Prompt: Exclude the pictures and reproduce the remaining data exactly as written.

Rows:
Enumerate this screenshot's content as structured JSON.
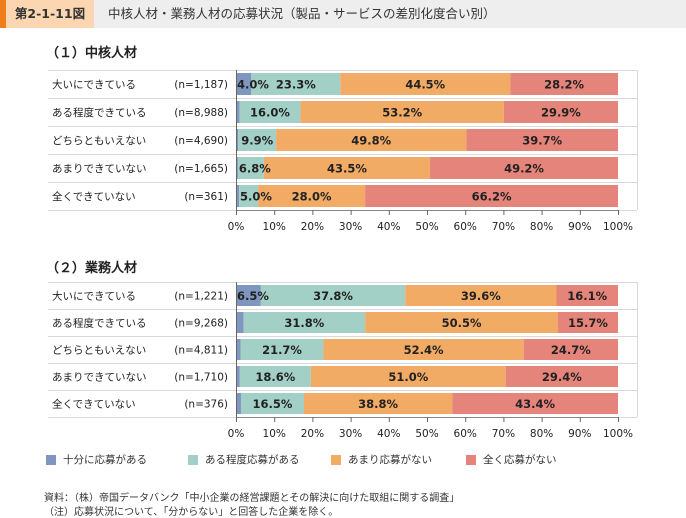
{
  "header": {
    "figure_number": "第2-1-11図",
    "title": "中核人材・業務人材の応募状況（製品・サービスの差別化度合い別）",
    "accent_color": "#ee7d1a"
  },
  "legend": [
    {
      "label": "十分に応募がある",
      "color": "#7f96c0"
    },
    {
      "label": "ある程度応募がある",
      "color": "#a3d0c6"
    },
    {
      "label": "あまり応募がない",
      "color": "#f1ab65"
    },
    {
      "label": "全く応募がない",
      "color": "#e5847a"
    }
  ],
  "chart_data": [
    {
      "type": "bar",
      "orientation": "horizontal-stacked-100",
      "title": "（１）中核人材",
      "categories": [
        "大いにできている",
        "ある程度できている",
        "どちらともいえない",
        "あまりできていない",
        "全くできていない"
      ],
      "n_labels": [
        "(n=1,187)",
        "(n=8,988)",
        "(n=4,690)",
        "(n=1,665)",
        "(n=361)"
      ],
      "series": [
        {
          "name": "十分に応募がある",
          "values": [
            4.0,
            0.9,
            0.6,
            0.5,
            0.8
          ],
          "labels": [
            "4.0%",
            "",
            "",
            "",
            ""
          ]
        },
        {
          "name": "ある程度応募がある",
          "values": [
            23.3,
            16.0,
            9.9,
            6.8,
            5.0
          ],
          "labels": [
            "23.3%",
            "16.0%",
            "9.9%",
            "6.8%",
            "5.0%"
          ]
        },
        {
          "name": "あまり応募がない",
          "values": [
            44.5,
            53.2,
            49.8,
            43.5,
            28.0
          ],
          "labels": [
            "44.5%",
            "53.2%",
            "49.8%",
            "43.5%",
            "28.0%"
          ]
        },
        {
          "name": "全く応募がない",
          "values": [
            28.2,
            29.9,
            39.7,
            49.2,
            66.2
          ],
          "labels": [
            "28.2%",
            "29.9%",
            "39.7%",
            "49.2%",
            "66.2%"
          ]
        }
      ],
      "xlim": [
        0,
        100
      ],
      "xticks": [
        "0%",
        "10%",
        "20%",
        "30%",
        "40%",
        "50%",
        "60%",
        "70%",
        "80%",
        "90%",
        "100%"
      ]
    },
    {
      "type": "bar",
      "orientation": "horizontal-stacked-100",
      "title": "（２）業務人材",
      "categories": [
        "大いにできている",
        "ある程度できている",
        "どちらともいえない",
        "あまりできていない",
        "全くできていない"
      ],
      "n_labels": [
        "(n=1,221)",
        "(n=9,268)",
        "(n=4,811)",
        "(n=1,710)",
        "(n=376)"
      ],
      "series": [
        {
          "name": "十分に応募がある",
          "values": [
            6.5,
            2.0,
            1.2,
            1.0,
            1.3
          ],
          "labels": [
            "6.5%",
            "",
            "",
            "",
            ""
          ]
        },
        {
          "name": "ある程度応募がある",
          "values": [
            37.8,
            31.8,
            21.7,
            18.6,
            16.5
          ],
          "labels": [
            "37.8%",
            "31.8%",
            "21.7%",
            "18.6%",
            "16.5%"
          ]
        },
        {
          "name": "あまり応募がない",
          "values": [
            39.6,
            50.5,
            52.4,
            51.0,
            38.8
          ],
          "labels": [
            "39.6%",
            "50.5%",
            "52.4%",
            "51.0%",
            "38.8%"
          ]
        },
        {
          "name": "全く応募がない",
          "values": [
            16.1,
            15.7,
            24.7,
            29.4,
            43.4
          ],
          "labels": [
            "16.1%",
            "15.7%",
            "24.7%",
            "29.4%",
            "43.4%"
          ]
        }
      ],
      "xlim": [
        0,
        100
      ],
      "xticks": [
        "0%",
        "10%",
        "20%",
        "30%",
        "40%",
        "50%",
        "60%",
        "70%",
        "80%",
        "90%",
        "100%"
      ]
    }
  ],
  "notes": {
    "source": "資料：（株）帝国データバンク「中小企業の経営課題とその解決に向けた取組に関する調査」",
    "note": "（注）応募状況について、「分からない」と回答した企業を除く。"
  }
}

Finished exercise:
Enumerate this screenshot's content as structured JSON.
{
  "header": {
    "figure_number": "第2-1-11図",
    "title": "中核人材・業務人材の応募状況（製品・サービスの差別化度合い別）",
    "accent_color": "#ee7d1a"
  },
  "legend": [
    {
      "label": "十分に応募がある",
      "color": "#7f96c0"
    },
    {
      "label": "ある程度応募がある",
      "color": "#a3d0c6"
    },
    {
      "label": "あまり応募がない",
      "color": "#f1ab65"
    },
    {
      "label": "全く応募がない",
      "color": "#e5847a"
    }
  ],
  "chart_data": [
    {
      "type": "bar",
      "orientation": "horizontal-stacked-100",
      "title": "（１）中核人材",
      "categories": [
        "大いにできている",
        "ある程度できている",
        "どちらともいえない",
        "あまりできていない",
        "全くできていない"
      ],
      "n_labels": [
        "(n=1,187)",
        "(n=8,988)",
        "(n=4,690)",
        "(n=1,665)",
        "(n=361)"
      ],
      "series": [
        {
          "name": "十分に応募がある",
          "values": [
            4.0,
            0.9,
            0.6,
            0.5,
            0.8
          ],
          "labels": [
            "4.0%",
            "",
            "",
            "",
            ""
          ]
        },
        {
          "name": "ある程度応募がある",
          "values": [
            23.3,
            16.0,
            9.9,
            6.8,
            5.0
          ],
          "labels": [
            "23.3%",
            "16.0%",
            "9.9%",
            "6.8%",
            "5.0%"
          ]
        },
        {
          "name": "あまり応募がない",
          "values": [
            44.5,
            53.2,
            49.8,
            43.5,
            28.0
          ],
          "labels": [
            "44.5%",
            "53.2%",
            "49.8%",
            "43.5%",
            "28.0%"
          ]
        },
        {
          "name": "全く応募がない",
          "values": [
            28.2,
            29.9,
            39.7,
            49.2,
            66.2
          ],
          "labels": [
            "28.2%",
            "29.9%",
            "39.7%",
            "49.2%",
            "66.2%"
          ]
        }
      ],
      "xlim": [
        0,
        100
      ],
      "xticks": [
        "0%",
        "10%",
        "20%",
        "30%",
        "40%",
        "50%",
        "60%",
        "70%",
        "80%",
        "90%",
        "100%"
      ]
    },
    {
      "type": "bar",
      "orientation": "horizontal-stacked-100",
      "title": "（２）業務人材",
      "categories": [
        "大いにできている",
        "ある程度できている",
        "どちらともいえない",
        "あまりできていない",
        "全くできていない"
      ],
      "n_labels": [
        "(n=1,221)",
        "(n=9,268)",
        "(n=4,811)",
        "(n=1,710)",
        "(n=376)"
      ],
      "series": [
        {
          "name": "十分に応募がある",
          "values": [
            6.5,
            2.0,
            1.2,
            1.0,
            1.3
          ],
          "labels": [
            "6.5%",
            "",
            "",
            "",
            ""
          ]
        },
        {
          "name": "ある程度応募がある",
          "values": [
            37.8,
            31.8,
            21.7,
            18.6,
            16.5
          ],
          "labels": [
            "37.8%",
            "31.8%",
            "21.7%",
            "18.6%",
            "16.5%"
          ]
        },
        {
          "name": "あまり応募がない",
          "values": [
            39.6,
            50.5,
            52.4,
            51.0,
            38.8
          ],
          "labels": [
            "39.6%",
            "50.5%",
            "52.4%",
            "51.0%",
            "38.8%"
          ]
        },
        {
          "name": "全く応募がない",
          "values": [
            16.1,
            15.7,
            24.7,
            29.4,
            43.4
          ],
          "labels": [
            "16.1%",
            "15.7%",
            "24.7%",
            "29.4%",
            "43.4%"
          ]
        }
      ],
      "xlim": [
        0,
        100
      ],
      "xticks": [
        "0%",
        "10%",
        "20%",
        "30%",
        "40%",
        "50%",
        "60%",
        "70%",
        "80%",
        "90%",
        "100%"
      ]
    }
  ],
  "notes": {
    "source": "資料：（株）帝国データバンク「中小企業の経営課題とその解決に向けた取組に関する調査」",
    "note": "（注）応募状況について、「分からない」と回答した企業を除く。"
  }
}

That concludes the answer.